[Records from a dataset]

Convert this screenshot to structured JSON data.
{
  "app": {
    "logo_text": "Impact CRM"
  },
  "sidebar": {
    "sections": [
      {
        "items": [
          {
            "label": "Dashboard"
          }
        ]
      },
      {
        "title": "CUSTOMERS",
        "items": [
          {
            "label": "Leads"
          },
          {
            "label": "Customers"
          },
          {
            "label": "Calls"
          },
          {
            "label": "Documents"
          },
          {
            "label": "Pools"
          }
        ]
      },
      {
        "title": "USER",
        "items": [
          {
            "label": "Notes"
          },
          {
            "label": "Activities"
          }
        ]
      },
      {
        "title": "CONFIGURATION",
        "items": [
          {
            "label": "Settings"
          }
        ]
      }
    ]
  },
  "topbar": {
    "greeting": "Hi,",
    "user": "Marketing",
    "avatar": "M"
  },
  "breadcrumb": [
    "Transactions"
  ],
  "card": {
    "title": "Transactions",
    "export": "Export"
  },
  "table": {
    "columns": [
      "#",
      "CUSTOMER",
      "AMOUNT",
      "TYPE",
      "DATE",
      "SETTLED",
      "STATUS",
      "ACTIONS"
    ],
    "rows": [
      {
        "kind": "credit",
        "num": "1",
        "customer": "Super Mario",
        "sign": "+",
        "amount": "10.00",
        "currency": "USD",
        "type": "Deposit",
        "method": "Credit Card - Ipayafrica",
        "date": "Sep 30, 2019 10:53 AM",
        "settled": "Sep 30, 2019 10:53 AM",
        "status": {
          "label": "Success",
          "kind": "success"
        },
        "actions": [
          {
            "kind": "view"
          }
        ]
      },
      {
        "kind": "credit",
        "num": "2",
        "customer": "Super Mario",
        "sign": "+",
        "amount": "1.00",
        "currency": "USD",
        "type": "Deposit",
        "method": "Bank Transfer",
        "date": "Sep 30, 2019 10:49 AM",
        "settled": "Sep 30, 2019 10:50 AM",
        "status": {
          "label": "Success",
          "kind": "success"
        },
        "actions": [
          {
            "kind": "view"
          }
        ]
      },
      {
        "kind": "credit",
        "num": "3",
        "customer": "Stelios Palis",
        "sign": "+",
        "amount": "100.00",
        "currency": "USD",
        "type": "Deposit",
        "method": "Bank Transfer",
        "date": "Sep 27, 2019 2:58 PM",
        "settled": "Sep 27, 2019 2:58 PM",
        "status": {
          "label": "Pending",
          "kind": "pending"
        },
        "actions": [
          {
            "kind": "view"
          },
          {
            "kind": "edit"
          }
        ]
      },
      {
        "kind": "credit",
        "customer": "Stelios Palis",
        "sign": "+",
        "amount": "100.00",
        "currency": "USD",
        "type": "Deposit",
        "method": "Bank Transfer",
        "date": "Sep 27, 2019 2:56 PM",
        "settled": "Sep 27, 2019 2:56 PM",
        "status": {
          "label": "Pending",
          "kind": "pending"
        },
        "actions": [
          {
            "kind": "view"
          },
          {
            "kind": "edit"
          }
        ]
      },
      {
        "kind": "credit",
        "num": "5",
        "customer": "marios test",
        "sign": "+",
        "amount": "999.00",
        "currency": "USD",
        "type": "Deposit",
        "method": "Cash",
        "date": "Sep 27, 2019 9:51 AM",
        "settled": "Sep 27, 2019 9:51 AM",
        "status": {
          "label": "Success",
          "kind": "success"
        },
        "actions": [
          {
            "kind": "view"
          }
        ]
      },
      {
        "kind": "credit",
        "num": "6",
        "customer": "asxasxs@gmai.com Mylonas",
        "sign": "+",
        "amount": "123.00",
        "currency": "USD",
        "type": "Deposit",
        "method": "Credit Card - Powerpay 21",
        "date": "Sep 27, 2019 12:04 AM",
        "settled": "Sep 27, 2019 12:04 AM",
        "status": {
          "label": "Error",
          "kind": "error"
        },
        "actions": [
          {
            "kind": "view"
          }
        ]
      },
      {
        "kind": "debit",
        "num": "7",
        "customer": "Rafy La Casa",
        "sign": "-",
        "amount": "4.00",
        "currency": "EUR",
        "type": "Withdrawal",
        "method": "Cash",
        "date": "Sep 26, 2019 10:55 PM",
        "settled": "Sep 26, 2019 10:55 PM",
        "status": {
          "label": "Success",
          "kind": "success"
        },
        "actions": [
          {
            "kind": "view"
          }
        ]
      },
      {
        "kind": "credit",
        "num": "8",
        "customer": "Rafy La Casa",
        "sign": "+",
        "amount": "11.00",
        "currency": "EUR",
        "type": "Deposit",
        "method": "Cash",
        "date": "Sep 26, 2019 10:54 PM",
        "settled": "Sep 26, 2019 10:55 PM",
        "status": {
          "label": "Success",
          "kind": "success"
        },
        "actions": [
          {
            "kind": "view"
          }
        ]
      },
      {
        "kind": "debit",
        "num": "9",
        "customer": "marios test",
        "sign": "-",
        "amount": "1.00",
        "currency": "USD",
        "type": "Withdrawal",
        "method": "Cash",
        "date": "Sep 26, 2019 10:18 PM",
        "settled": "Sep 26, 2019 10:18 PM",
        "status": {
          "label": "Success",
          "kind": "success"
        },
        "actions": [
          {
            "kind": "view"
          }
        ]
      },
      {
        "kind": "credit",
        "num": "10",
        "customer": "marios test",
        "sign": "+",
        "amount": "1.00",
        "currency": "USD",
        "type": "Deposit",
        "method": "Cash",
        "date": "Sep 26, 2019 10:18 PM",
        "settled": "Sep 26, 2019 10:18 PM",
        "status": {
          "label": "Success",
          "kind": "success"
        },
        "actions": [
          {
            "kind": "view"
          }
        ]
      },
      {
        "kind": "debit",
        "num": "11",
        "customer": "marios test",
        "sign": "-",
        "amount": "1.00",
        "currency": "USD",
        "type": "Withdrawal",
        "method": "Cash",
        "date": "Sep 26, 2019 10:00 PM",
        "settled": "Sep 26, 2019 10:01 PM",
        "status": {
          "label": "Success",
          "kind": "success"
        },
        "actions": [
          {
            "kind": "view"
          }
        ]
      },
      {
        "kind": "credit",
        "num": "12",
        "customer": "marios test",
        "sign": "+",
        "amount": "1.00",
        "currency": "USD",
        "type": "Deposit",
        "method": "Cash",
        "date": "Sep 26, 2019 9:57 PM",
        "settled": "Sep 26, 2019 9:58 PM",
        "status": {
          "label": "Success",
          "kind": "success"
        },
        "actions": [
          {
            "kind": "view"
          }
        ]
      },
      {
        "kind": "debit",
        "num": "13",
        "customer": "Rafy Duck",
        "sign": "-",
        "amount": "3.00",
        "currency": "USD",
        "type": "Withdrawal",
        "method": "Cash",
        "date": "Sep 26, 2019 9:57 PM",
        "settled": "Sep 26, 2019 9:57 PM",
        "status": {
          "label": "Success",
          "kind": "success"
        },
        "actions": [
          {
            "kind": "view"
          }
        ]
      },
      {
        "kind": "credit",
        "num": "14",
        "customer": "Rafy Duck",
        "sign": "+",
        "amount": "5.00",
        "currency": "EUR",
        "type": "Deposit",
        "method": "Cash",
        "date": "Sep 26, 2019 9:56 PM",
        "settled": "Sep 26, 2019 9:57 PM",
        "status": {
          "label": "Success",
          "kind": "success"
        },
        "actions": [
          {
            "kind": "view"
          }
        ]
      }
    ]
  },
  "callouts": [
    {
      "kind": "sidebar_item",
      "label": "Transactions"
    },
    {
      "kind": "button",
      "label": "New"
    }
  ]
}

▸ **Given task**
Pull out every line of the records that includes the string "Transactions".

▸ **Response below**
    "Transactions"
    "title": "Transactions",
      "label": "Transactions"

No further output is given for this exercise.